- _What to produce_
Gather each line containing the string "Петръ" from these entries.
------------------------------------
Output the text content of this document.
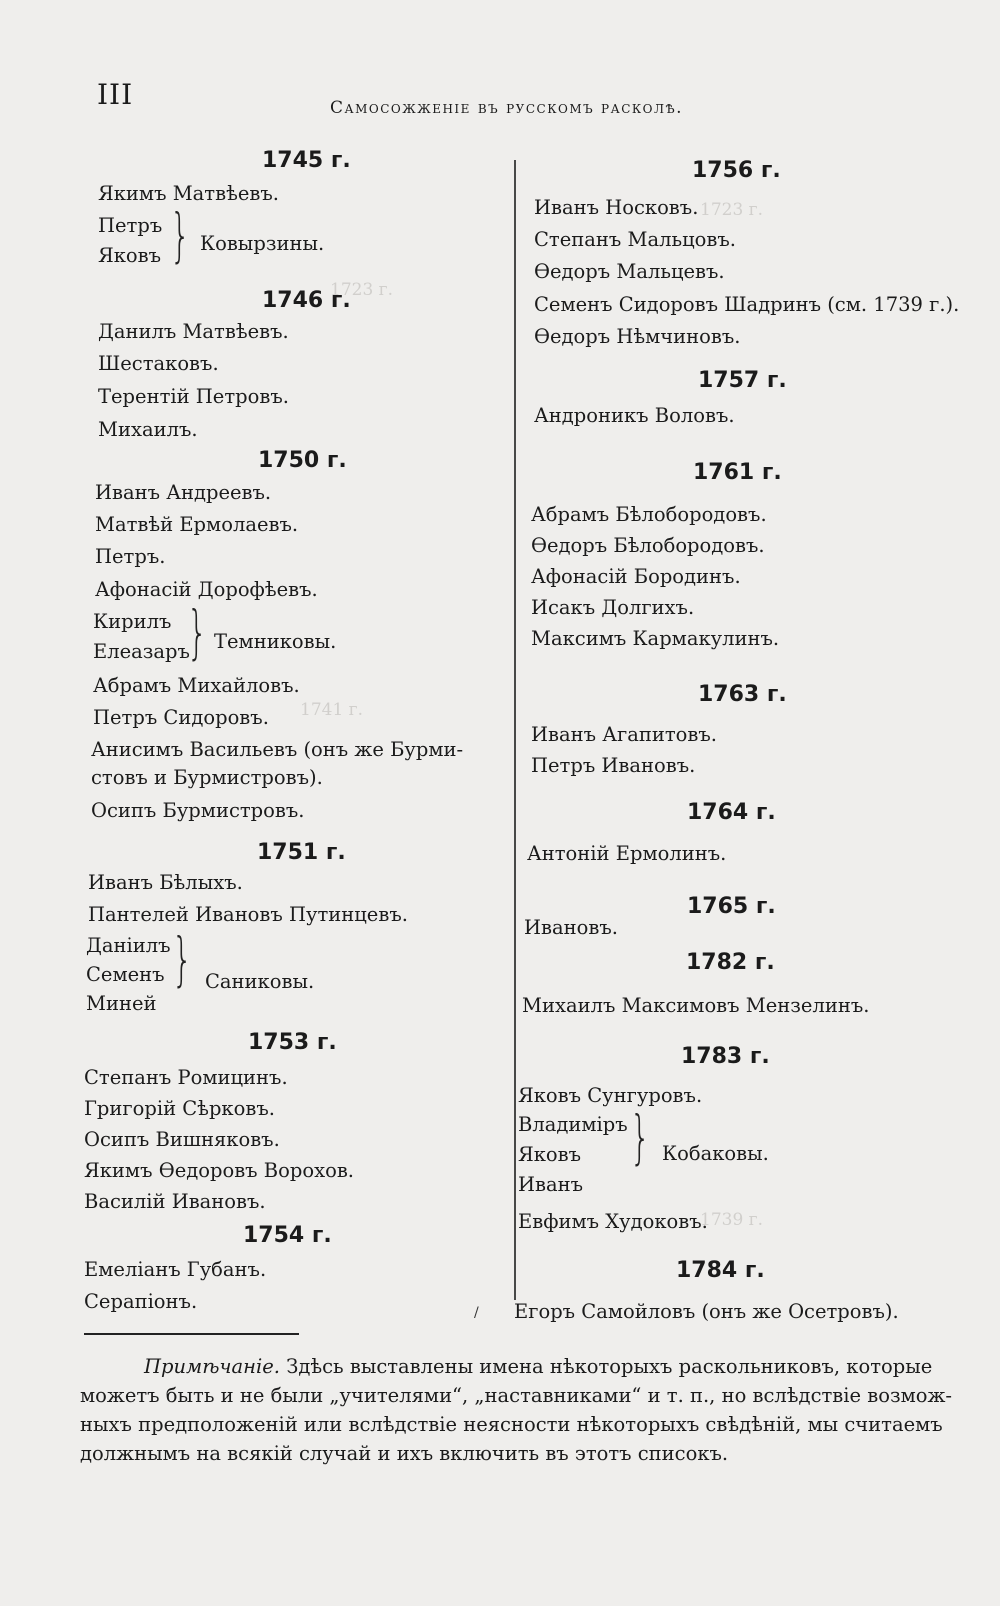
1723 г.
1723 г.
1741 г.
1739 г.
III	Самосожженіе въ русскомъ расколѣ.
1745 г.
Якимъ Матвѣевъ.
Петръ
Яковъ } Ковырзины.
1746 г.
Данилъ Матвѣевъ.
Шестаковъ.
Терентій Петровъ.
Михаилъ.
1750 г.
Иванъ Андреевъ.
Матвѣй Ермолаевъ.
Петръ.
Афонасій Дорофѣевъ.
Кирилъ
Елеазаръ
} Темниковы.
Абрамъ Михайловъ.
Петръ Сидоровъ.
Анисимъ Васильевъ (онъ же Бурми-
стовъ и Бурмистровъ).
Осипъ Бурмистровъ.
1751 г.
Иванъ Бѣлыхъ.
Пантелей Ивановъ Путинцевъ.
Даніилъ
Семенъ
Миней
} Саниковы.
1753 г.
Степанъ Ромицинъ.
Григорій Сѣрковъ.
Осипъ Вишняковъ.
Якимъ Ѳедоровъ Ворохов.
Василій Ивановъ.
1754 г.
Емеліанъ Губанъ.
Серапіонъ.
1756 г.
Иванъ Носковъ.
Степанъ Мальцовъ.
Ѳедоръ Мальцевъ.
Семенъ Сидоровъ Шадринъ (см. 1739 г.).
Ѳедоръ Нѣмчиновъ.
1757 г.
Андроникъ Воловъ.
1761 г.
Абрамъ Бѣлобородовъ.
Ѳедоръ Бѣлобородовъ.
Афонасій Бородинъ.
Исакъ Долгихъ.
Максимъ Кармакулинъ.
1763 г.
Иванъ Агапитовъ.
Петръ Ивановъ.
1764 г.
Антоній Ермолинъ.
1765 г.
Ивановъ.
1782 г.
Михаилъ Максимовъ Мензелинъ.
1783 г.
Яковъ Сунгуровъ.
Владиміръ
Яковъ
Иванъ
} Кобаковы.
Евфимъ Худоковъ.
1784 г.
Егоръ Самойловъ (онъ же Осетровъ).
/
Примѣчаніе. Здѣсь выставлены имена нѣкоторыхъ раскольниковъ, которые
можетъ быть и не были „учителями“, „наставниками“ и т. п., но вслѣдствіе возмож-
ныхъ предположеній или вслѣдствіе неясности нѣкоторыхъ свѣдѣній, мы считаемъ
должнымъ на всякій случай и ихъ включить въ этотъ списокъ.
------------------------------------
- _Right answer_
Петръ
Петръ.
Петръ Сидоровъ.
Петръ Ивановъ.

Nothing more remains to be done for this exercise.